The exercise:
With pictures left out, retype exactly the lines from the one containing "Give me the" through the final line of the entries.

## BEGIN Data extract

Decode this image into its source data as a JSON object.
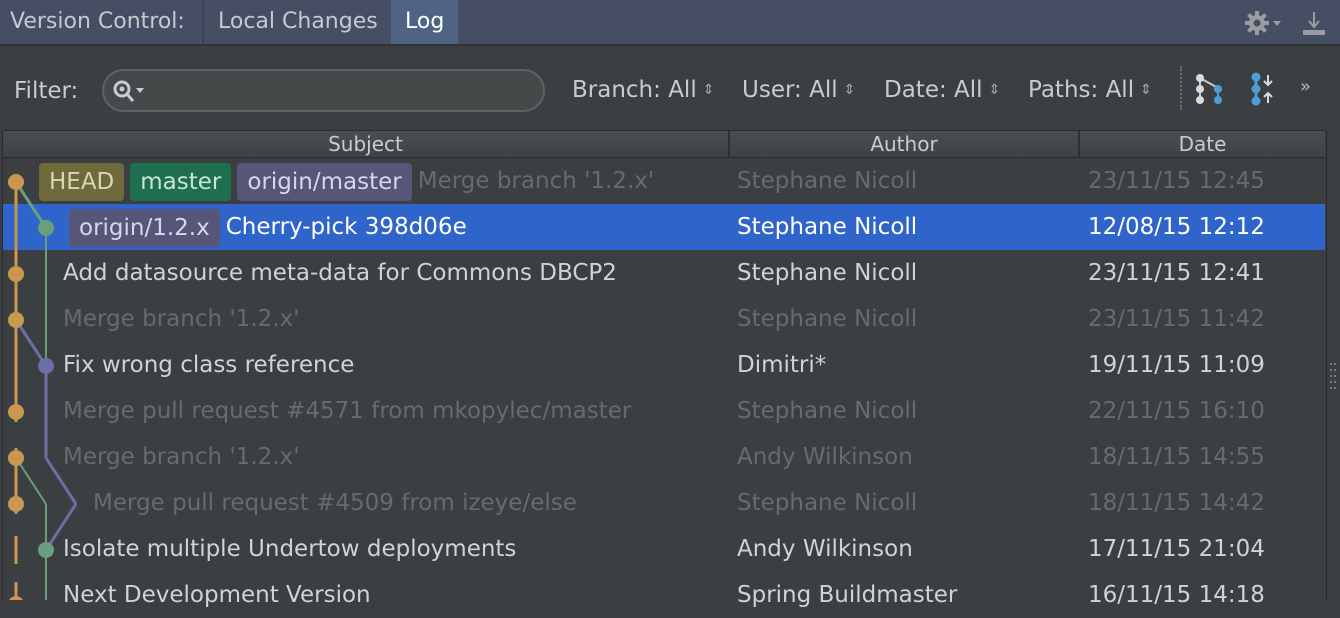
{
  "topbar": {
    "title": "Version Control:",
    "tabs": [
      {
        "label": "Local Changes",
        "active": false
      },
      {
        "label": "Log",
        "active": true
      }
    ],
    "icons": [
      "gear-icon",
      "download-icon"
    ]
  },
  "filter": {
    "label": "Filter:",
    "search": {
      "value": "",
      "placeholder": ""
    },
    "dropdowns": [
      {
        "label": "Branch: All"
      },
      {
        "label": "User: All"
      },
      {
        "label": "Date: All"
      },
      {
        "label": "Paths: All"
      }
    ],
    "toolbar_icons": [
      "branch-graph-icon",
      "collapse-expand-icon",
      "more-icon"
    ],
    "more_label": "»"
  },
  "table": {
    "columns": [
      "Subject",
      "Author",
      "Date"
    ],
    "rows": [
      {
        "tags": [
          "HEAD",
          "master",
          "origin/master"
        ],
        "subject": "Merge branch '1.2.x'",
        "author": "Stephane Nicoll",
        "date": "23/11/15 12:45",
        "dim": true,
        "selected": false
      },
      {
        "tags": [
          "origin/1.2.x"
        ],
        "subject": "Cherry-pick 398d06e",
        "author": "Stephane Nicoll",
        "date": "12/08/15 12:12",
        "dim": false,
        "selected": true
      },
      {
        "tags": [],
        "subject": "Add datasource meta-data for Commons DBCP2",
        "author": "Stephane Nicoll",
        "date": "23/11/15 12:41",
        "dim": false,
        "selected": false
      },
      {
        "tags": [],
        "subject": "Merge branch '1.2.x'",
        "author": "Stephane Nicoll",
        "date": "23/11/15 11:42",
        "dim": true,
        "selected": false
      },
      {
        "tags": [],
        "subject": "Fix wrong class reference",
        "author": "Dimitri*",
        "date": "19/11/15 11:09",
        "dim": false,
        "selected": false
      },
      {
        "tags": [],
        "subject": "Merge pull request #4571 from mkopylec/master",
        "author": "Stephane Nicoll",
        "date": "22/11/15 16:10",
        "dim": true,
        "selected": false
      },
      {
        "tags": [],
        "subject": "Merge branch '1.2.x'",
        "author": "Andy Wilkinson",
        "date": "18/11/15 14:55",
        "dim": true,
        "selected": false
      },
      {
        "tags": [],
        "subject": "Merge pull request #4509 from izeye/else",
        "author": "Stephane Nicoll",
        "date": "18/11/15 14:42",
        "dim": true,
        "selected": false
      },
      {
        "tags": [],
        "subject": "Isolate multiple Undertow deployments",
        "author": "Andy Wilkinson",
        "date": "17/11/15 21:04",
        "dim": false,
        "selected": false
      },
      {
        "tags": [],
        "subject": "Next Development Version",
        "author": "Spring Buildmaster",
        "date": "16/11/15 14:18",
        "dim": false,
        "selected": false
      }
    ]
  },
  "colors": {
    "selection": "#2f65ca",
    "graph_master": "#c9974f",
    "graph_branch_green": "#6a9e7e",
    "graph_branch_purple": "#6b6fa6",
    "tag_head": "#6e6a3b",
    "tag_master": "#1d6f4f",
    "tag_origin": "#555678"
  }
}
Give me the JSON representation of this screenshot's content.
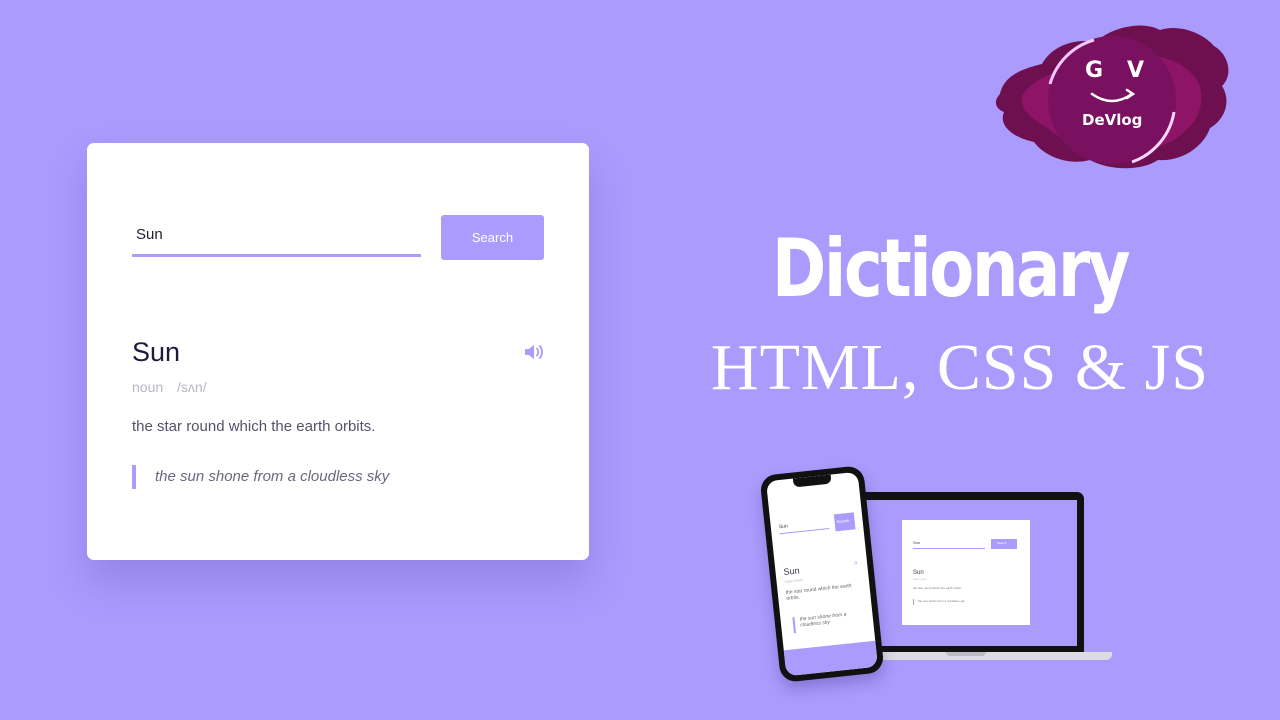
{
  "search": {
    "value": "Sun",
    "button_label": "Search"
  },
  "result": {
    "word": "Sun",
    "part_of_speech": "noun",
    "phonetic": "/sʌn/",
    "meaning": "the star round which the earth orbits.",
    "example": "the sun shone from a cloudless sky"
  },
  "logo": {
    "letter_g": "G",
    "letter_v": "V",
    "name": "DeVlog"
  },
  "headline": {
    "title": "Dictionary",
    "subtitle": "HTML, CSS & JS"
  },
  "mockup": {
    "search_value": "Sun",
    "button_label": "Search",
    "word": "Sun",
    "details": "noun /sʌn/",
    "meaning": "the star round which the earth orbits.",
    "example": "the sun shone from a cloudless sky"
  },
  "colors": {
    "background": "#ab9bfd",
    "accent": "#ab9bfd",
    "card": "#ffffff",
    "word_text": "#1e1b3a"
  },
  "icons": {
    "sound": "volume-icon",
    "logo_arrow": "smile-arrow-icon"
  }
}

## END Data extract

Expected output:
Give me the JSON representation of this screenshot's content.
{
  "search": {
    "value": "Sun",
    "button_label": "Search"
  },
  "result": {
    "word": "Sun",
    "part_of_speech": "noun",
    "phonetic": "/sʌn/",
    "meaning": "the star round which the earth orbits.",
    "example": "the sun shone from a cloudless sky"
  },
  "logo": {
    "letter_g": "G",
    "letter_v": "V",
    "name": "DeVlog"
  },
  "headline": {
    "title": "Dictionary",
    "subtitle": "HTML, CSS & JS"
  },
  "mockup": {
    "search_value": "Sun",
    "button_label": "Search",
    "word": "Sun",
    "details": "noun /sʌn/",
    "meaning": "the star round which the earth orbits.",
    "example": "the sun shone from a cloudless sky"
  },
  "colors": {
    "background": "#ab9bfd",
    "accent": "#ab9bfd",
    "card": "#ffffff",
    "word_text": "#1e1b3a"
  },
  "icons": {
    "sound": "volume-icon",
    "logo_arrow": "smile-arrow-icon"
  }
}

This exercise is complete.